**WHAT THE EXERCISE ASKS**
Copy each line of the material below that includes the string "solution".

start EXCERPTED RECORDS

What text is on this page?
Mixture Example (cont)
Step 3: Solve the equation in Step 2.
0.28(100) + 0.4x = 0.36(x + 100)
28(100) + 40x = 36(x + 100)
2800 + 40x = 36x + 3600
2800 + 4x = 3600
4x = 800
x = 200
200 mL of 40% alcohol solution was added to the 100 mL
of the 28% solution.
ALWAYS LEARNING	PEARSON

end EXCERPTED RECORDS

**REPLY TO THE EXERCISE**
200 mL of 40% alcohol solution was added to the 100 mL
of the 28% solution.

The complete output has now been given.